→ What to produce
Find the word "Lavínová" in the listing; pull out each line holding it.

→ Material for this exercise
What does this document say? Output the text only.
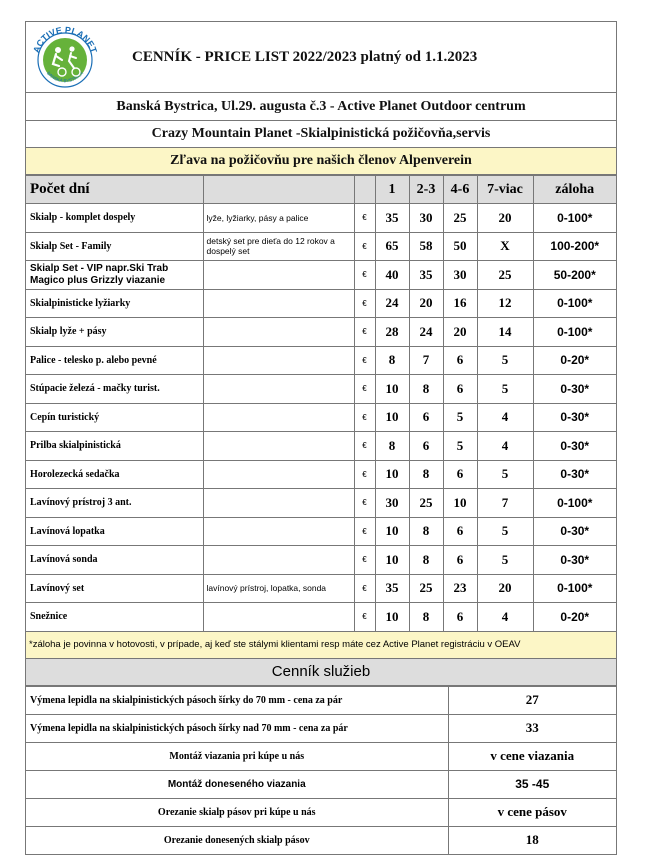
ACTIVE PLANET
BANSKÁ BYSTRICA
CENNÍK - PRICE LIST 2022/2023 platný od 1.1.2023
Banská Bystrica, Ul.29. augusta č.3 - Active Planet Outdoor centrum
Crazy Mountain Planet -Skialpinistická požičovňa,servis
Zľava na požičovňu pre našich členov Alpenverein
Počet dní			1	2-3	4-6	7-viac	záloha
Skialp - komplet dospely	lyže, lyžiarky, pásy a palice	€	35	30	25	20	0-100*
Skialp Set - Family	detský set pre dieťa do 12 rokov a dospelý set	€	65	58	50	X	100-200*
Skialp Set - VIP napr.Ski Trab Magico plus Grizzly viazanie		€	40	35	30	25	50-200*
Skialpinisticke lyžiarky		€	24	20	16	12	0-100*
Skialp lyže + pásy		€	28	24	20	14	0-100*
Palice - telesko p. alebo pevné		€	8	7	6	5	0-20*
Stúpacie železá - mačky turist.		€	10	8	6	5	0-30*
Cepín turistický		€	10	6	5	4	0-30*
Prilba skialpinistická		€	8	6	5	4	0-30*
Horolezecká sedačka		€	10	8	6	5	0-30*
Lavínový prístroj 3 ant.		€	30	25	10	7	0-100*
Lavínová lopatka		€	10	8	6	5	0-30*
Lavínová sonda		€	10	8	6	5	0-30*
Lavínový set	lavínový prístroj, lopatka, sonda	€	35	25	23	20	0-100*
Snežnice		€	10	8	6	4	0-20*
*záloha je povinna v hotovosti, v prípade, aj keď ste stálymi klientami resp máte cez Active Planet registráciu v OEAV
Cenník služieb
Výmena lepidla na skialpinistických pásoch šírky do 70 mm - cena za pár	27
Výmena lepidla na skialpinistických pásoch šírky nad 70 mm - cena za pár	33
Montáž viazania pri kúpe u nás	v cene viazania
Montáž doneseného viazania	35 -45
Orezanie skialp pásov pri kúpe u nás	v cene pásov
Orezanie donesených skialp pásov	18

→ The solution
Lavínová lopatka		€	10	8	6	5	0-30*
Lavínová sonda		€	10	8	6	5	0-30*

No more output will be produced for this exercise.